- **EXERCISE DIRECTIONS**:
Repeat each line exactly, leaving nothing out.

- **DATA SUPPLIED**:
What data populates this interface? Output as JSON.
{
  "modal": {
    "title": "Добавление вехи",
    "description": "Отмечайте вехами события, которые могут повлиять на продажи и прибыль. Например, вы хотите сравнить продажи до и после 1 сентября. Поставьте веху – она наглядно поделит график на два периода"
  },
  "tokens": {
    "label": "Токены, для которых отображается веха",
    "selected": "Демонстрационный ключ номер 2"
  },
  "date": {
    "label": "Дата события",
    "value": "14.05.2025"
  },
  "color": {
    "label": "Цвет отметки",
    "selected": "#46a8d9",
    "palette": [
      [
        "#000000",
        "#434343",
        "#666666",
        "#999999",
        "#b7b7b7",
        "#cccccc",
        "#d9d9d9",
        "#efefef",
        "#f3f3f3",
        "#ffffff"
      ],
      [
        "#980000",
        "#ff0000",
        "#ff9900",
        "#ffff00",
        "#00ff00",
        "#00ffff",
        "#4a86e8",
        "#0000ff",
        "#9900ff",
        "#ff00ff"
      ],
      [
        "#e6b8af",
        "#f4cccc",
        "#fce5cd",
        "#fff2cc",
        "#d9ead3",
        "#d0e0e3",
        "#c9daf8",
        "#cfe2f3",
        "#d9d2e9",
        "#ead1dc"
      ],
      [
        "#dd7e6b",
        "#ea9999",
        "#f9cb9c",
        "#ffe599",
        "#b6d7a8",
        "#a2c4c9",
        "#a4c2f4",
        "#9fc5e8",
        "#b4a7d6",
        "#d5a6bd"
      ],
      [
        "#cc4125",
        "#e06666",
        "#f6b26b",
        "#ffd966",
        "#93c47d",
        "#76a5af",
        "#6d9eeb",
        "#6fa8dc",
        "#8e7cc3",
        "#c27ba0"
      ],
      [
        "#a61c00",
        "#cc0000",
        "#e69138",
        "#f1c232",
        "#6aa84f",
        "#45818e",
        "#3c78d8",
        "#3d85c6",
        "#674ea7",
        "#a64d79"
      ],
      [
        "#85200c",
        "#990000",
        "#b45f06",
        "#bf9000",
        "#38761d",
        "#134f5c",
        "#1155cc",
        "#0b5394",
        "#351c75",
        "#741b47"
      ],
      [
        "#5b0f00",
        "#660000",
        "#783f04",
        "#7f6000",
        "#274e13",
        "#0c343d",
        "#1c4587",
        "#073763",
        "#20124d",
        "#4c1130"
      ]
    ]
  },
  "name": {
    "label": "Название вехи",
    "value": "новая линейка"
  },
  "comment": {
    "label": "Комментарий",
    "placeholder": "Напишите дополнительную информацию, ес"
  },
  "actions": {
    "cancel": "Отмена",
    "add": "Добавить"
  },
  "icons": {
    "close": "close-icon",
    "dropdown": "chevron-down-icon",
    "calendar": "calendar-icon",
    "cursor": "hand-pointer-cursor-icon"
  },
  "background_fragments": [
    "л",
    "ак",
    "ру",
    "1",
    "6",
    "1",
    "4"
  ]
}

- **COMPLETE OUTPUT**:
What data populates this interface? Output as JSON.
{
  "modal": {
    "title": "Добавление вехи",
    "description": "Отмечайте вехами события, которые могут повлиять на продажи и прибыль. Например, вы хотите сравнить продажи до и после 1 сентября. Поставьте веху – она наглядно поделит график на два периода"
  },
  "tokens": {
    "label": "Токены, для которых отображается веха",
    "selected": "Демонстрационный ключ номер 2"
  },
  "date": {
    "label": "Дата события",
    "value": "14.05.2025"
  },
  "color": {
    "label": "Цвет отметки",
    "selected": "#46a8d9",
    "palette": [
      [
        "#000000",
        "#434343",
        "#666666",
        "#999999",
        "#b7b7b7",
        "#cccccc",
        "#d9d9d9",
        "#efefef",
        "#f3f3f3",
        "#ffffff"
      ],
      [
        "#980000",
        "#ff0000",
        "#ff9900",
        "#ffff00",
        "#00ff00",
        "#00ffff",
        "#4a86e8",
        "#0000ff",
        "#9900ff",
        "#ff00ff"
      ],
      [
        "#e6b8af",
        "#f4cccc",
        "#fce5cd",
        "#fff2cc",
        "#d9ead3",
        "#d0e0e3",
        "#c9daf8",
        "#cfe2f3",
        "#d9d2e9",
        "#ead1dc"
      ],
      [
        "#dd7e6b",
        "#ea9999",
        "#f9cb9c",
        "#ffe599",
        "#b6d7a8",
        "#a2c4c9",
        "#a4c2f4",
        "#9fc5e8",
        "#b4a7d6",
        "#d5a6bd"
      ],
      [
        "#cc4125",
        "#e06666",
        "#f6b26b",
        "#ffd966",
        "#93c47d",
        "#76a5af",
        "#6d9eeb",
        "#6fa8dc",
        "#8e7cc3",
        "#c27ba0"
      ],
      [
        "#a61c00",
        "#cc0000",
        "#e69138",
        "#f1c232",
        "#6aa84f",
        "#45818e",
        "#3c78d8",
        "#3d85c6",
        "#674ea7",
        "#a64d79"
      ],
      [
        "#85200c",
        "#990000",
        "#b45f06",
        "#bf9000",
        "#38761d",
        "#134f5c",
        "#1155cc",
        "#0b5394",
        "#351c75",
        "#741b47"
      ],
      [
        "#5b0f00",
        "#660000",
        "#783f04",
        "#7f6000",
        "#274e13",
        "#0c343d",
        "#1c4587",
        "#073763",
        "#20124d",
        "#4c1130"
      ]
    ]
  },
  "name": {
    "label": "Название вехи",
    "value": "новая линейка"
  },
  "comment": {
    "label": "Комментарий",
    "placeholder": "Напишите дополнительную информацию, ес"
  },
  "actions": {
    "cancel": "Отмена",
    "add": "Добавить"
  },
  "icons": {
    "close": "close-icon",
    "dropdown": "chevron-down-icon",
    "calendar": "calendar-icon",
    "cursor": "hand-pointer-cursor-icon"
  },
  "background_fragments": [
    "л",
    "ак",
    "ру",
    "1",
    "6",
    "1",
    "4"
  ]
}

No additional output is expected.